▶ **Entries supplied**
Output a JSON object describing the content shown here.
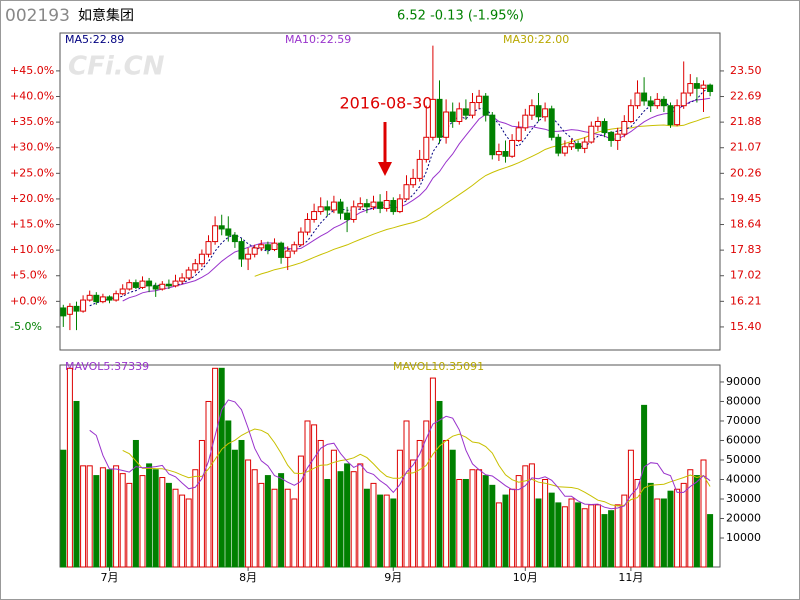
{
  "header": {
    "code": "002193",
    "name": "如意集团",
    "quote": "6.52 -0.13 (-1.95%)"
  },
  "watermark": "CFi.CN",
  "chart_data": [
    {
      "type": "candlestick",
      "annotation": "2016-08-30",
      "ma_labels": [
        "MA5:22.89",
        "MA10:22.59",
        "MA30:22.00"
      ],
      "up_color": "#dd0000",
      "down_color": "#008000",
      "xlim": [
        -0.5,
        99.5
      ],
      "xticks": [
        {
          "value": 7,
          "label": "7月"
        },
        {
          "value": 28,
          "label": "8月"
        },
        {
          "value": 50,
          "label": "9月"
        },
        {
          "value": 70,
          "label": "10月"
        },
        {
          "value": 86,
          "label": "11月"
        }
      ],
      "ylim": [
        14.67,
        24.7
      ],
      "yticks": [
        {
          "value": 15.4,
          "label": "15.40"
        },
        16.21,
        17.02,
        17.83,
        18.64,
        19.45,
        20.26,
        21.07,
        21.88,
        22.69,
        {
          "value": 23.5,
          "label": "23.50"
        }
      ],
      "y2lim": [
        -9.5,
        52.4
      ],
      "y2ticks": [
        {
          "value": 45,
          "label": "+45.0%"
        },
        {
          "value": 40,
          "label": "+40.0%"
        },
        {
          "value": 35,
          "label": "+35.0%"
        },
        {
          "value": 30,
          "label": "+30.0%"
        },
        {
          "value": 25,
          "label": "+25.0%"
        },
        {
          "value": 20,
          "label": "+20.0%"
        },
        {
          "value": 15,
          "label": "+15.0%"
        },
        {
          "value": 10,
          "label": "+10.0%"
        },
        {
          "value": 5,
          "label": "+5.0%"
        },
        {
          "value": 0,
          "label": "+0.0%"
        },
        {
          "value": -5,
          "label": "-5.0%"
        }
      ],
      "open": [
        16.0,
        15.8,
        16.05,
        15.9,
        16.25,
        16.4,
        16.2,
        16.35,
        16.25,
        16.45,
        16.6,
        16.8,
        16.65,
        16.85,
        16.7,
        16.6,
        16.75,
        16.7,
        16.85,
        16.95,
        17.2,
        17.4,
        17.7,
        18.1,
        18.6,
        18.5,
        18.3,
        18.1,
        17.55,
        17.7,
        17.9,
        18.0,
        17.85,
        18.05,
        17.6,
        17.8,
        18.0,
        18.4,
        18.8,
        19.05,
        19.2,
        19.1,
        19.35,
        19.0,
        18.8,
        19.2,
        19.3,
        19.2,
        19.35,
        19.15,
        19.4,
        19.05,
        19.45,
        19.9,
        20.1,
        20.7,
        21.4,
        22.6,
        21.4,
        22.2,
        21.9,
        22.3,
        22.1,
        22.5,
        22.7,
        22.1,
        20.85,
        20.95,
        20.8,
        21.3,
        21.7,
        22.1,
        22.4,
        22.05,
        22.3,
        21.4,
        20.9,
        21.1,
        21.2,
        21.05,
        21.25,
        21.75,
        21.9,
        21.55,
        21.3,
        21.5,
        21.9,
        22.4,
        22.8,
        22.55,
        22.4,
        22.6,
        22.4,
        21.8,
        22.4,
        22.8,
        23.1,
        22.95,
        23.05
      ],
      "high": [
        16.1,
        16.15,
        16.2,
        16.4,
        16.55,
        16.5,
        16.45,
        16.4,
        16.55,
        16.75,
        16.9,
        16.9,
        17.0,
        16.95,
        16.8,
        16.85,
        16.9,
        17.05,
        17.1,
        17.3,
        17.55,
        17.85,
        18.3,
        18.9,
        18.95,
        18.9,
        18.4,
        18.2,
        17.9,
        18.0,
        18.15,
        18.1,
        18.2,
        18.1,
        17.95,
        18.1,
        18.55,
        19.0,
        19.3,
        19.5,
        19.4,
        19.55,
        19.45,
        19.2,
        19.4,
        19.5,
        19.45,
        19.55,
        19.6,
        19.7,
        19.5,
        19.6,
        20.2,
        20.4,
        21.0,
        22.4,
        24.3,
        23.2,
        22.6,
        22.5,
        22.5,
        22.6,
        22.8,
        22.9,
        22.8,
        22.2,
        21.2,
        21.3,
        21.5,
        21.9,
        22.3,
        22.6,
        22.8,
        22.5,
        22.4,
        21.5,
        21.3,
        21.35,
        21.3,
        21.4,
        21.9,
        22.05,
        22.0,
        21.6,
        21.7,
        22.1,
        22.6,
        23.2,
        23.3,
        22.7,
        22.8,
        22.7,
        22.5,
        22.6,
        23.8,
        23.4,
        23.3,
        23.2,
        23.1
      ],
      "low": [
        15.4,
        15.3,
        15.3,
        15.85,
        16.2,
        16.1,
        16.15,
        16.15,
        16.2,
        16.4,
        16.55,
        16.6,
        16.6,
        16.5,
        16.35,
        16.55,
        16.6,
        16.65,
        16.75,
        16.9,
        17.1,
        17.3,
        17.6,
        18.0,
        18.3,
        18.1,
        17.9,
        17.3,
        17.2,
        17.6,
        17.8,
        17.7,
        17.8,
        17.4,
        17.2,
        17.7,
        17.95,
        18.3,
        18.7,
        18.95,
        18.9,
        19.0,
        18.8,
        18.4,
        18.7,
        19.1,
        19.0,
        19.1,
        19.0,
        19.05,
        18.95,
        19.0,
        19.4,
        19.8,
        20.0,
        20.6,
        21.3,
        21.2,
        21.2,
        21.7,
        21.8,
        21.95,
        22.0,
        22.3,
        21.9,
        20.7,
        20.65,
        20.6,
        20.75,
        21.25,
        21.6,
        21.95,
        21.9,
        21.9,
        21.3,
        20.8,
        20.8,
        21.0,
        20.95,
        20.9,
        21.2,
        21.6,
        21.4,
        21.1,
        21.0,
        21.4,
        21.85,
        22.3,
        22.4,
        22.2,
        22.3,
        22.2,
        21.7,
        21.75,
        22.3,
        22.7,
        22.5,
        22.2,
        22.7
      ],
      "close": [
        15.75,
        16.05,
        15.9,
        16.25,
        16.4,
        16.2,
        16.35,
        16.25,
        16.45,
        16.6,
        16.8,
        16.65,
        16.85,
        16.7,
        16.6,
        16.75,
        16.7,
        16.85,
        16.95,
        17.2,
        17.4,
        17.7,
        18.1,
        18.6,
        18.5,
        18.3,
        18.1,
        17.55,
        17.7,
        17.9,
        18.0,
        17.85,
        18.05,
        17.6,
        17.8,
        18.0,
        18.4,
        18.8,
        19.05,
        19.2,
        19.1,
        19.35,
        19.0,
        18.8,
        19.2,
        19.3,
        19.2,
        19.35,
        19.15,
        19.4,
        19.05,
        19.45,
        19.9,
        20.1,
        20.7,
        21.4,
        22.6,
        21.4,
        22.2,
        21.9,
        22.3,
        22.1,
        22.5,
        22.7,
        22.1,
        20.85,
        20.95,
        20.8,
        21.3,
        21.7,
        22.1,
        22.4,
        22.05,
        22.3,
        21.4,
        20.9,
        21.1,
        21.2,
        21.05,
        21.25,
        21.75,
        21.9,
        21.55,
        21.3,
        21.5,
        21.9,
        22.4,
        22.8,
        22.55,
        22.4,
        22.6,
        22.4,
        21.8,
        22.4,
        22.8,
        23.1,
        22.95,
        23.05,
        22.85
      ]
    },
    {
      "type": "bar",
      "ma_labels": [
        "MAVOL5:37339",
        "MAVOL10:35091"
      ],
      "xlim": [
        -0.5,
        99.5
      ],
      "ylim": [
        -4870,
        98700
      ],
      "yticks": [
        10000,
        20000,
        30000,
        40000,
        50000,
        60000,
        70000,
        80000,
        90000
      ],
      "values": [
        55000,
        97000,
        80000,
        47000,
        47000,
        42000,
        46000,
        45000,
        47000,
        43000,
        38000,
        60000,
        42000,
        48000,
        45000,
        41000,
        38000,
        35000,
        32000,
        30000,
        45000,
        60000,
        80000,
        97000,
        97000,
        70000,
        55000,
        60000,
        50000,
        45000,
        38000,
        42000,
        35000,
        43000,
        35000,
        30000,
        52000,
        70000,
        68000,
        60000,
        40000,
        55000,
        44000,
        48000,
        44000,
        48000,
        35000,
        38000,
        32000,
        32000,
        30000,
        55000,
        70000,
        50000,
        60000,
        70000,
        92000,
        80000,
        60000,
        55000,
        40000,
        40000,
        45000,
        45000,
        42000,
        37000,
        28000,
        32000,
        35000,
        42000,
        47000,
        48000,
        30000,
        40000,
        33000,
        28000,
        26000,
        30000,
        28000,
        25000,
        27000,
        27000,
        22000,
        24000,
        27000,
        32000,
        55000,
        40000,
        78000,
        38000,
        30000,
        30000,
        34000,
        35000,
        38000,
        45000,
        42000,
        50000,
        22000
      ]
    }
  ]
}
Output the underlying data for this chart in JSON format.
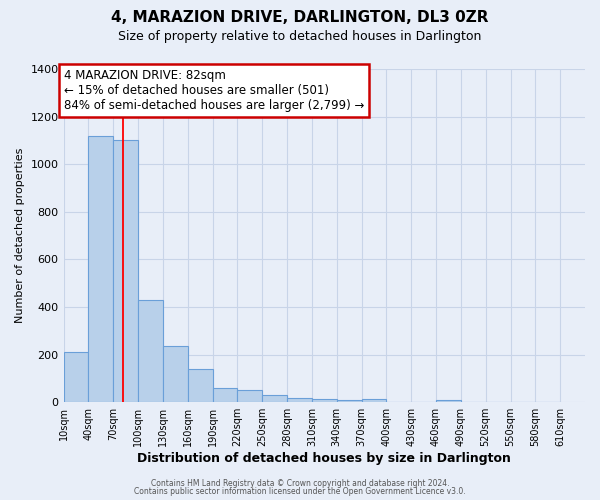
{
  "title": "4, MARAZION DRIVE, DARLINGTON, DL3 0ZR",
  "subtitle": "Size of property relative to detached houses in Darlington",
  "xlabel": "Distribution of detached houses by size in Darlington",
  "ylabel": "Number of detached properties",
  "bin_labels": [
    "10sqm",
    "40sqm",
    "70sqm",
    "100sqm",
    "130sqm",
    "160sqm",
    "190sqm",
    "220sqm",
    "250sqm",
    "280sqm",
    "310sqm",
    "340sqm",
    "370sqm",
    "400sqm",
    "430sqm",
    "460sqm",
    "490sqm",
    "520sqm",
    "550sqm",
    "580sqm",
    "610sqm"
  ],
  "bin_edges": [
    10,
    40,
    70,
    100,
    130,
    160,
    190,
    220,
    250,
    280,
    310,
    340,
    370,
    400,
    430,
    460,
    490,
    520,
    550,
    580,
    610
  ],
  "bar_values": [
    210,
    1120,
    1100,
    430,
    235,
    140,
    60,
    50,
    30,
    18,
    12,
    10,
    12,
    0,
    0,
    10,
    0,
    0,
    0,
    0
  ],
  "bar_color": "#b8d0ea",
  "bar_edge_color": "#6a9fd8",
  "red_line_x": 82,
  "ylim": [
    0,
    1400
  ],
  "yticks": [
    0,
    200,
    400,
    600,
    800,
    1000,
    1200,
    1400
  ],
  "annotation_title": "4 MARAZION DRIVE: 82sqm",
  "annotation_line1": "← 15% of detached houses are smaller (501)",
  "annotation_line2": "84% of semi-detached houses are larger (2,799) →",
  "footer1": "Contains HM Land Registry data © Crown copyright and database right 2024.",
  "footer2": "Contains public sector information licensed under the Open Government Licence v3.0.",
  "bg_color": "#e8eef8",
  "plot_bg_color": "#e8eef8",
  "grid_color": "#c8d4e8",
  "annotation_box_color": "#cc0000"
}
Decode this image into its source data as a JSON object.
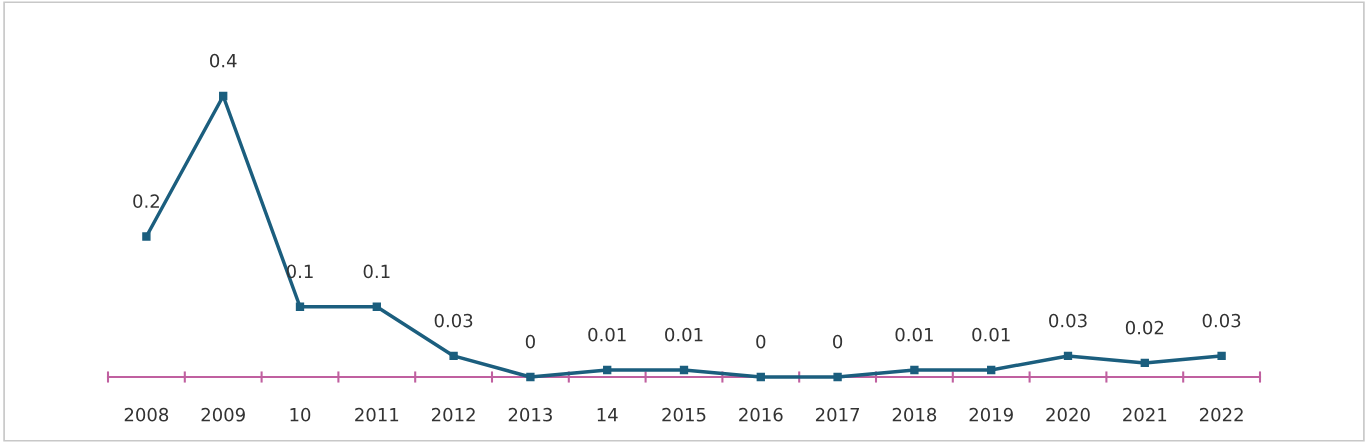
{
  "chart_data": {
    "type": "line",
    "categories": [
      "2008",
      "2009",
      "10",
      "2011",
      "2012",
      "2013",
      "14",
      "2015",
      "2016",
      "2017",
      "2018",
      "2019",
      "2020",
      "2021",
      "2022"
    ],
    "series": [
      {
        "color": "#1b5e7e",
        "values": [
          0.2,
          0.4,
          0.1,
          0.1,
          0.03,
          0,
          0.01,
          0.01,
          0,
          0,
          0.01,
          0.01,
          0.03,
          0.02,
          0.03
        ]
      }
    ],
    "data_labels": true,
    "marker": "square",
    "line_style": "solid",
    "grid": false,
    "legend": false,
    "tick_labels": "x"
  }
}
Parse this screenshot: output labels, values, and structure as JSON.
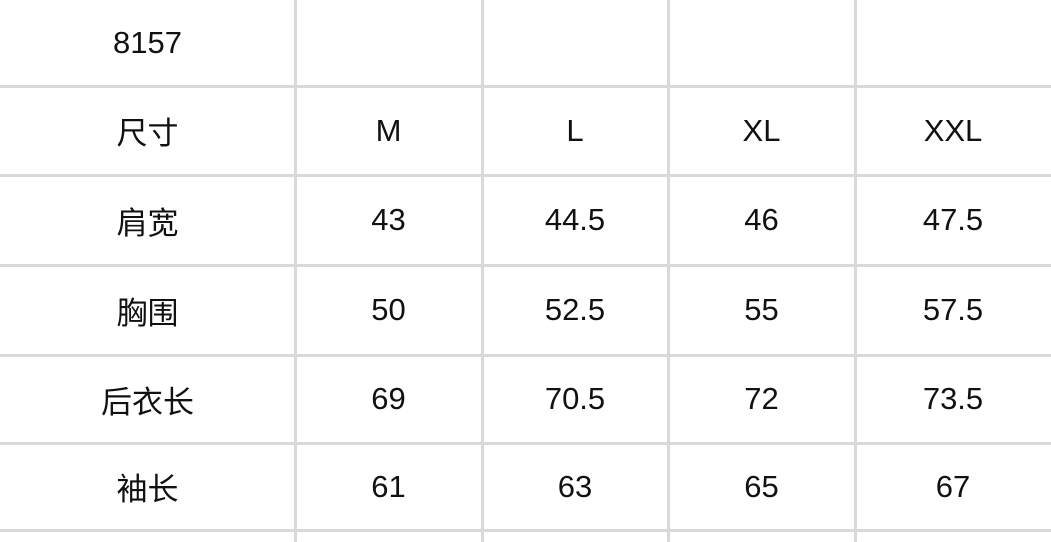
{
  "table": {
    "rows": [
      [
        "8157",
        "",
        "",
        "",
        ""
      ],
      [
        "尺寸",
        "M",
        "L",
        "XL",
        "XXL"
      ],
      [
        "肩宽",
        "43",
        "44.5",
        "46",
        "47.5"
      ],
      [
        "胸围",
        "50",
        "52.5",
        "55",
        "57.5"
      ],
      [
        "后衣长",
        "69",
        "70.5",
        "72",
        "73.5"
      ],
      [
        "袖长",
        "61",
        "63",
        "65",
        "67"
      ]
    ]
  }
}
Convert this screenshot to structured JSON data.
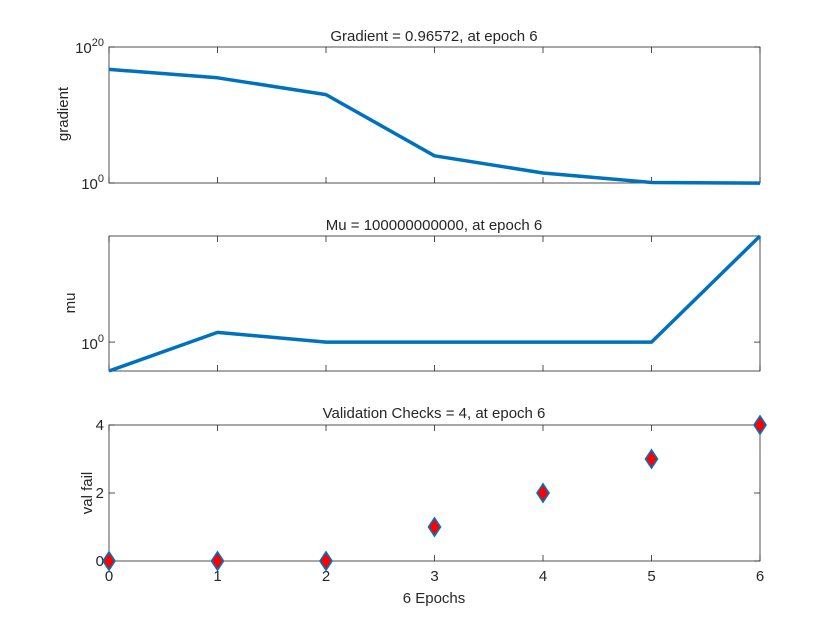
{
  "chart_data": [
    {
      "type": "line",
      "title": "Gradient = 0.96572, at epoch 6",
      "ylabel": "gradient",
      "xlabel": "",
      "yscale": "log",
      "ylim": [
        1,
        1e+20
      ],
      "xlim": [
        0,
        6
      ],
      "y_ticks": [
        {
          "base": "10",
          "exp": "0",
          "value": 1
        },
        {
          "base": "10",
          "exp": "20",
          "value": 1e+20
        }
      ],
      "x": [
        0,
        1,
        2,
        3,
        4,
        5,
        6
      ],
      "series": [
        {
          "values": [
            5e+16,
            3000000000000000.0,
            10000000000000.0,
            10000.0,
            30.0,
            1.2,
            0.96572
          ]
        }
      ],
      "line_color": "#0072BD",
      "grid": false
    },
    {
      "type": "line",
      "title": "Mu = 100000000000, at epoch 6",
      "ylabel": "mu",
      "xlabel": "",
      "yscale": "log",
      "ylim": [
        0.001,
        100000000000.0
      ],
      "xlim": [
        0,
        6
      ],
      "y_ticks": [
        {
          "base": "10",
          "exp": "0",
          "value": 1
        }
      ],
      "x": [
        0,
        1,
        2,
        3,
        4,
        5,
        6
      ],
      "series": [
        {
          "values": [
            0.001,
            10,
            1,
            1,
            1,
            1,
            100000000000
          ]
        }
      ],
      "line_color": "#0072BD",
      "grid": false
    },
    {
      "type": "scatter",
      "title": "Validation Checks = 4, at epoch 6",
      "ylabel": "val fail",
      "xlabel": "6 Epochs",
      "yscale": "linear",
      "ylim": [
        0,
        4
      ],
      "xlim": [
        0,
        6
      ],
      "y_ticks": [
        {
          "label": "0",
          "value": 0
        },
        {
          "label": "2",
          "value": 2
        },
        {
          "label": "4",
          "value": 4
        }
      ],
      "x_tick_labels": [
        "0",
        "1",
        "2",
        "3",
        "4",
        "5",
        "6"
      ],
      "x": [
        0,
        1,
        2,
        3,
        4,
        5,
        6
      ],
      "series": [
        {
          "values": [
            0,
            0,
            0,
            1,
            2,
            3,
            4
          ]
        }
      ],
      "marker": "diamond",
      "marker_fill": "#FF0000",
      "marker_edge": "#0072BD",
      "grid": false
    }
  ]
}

▶ **Exercise aim**
Which lines hold the word "detached"? Copy every one of them.

▶ **Correct answer**
  "subtitle": "Size of property relative to detached houses in Darlington",
  "xlabel": "Distribution of detached houses by size in Darlington",
  "ylabel": "Number of detached properties",
  "annotation_line1": "← 15% of detached houses are smaller (501)",
  "annotation_line2": "84% of semi-detached houses are larger (2,799) →",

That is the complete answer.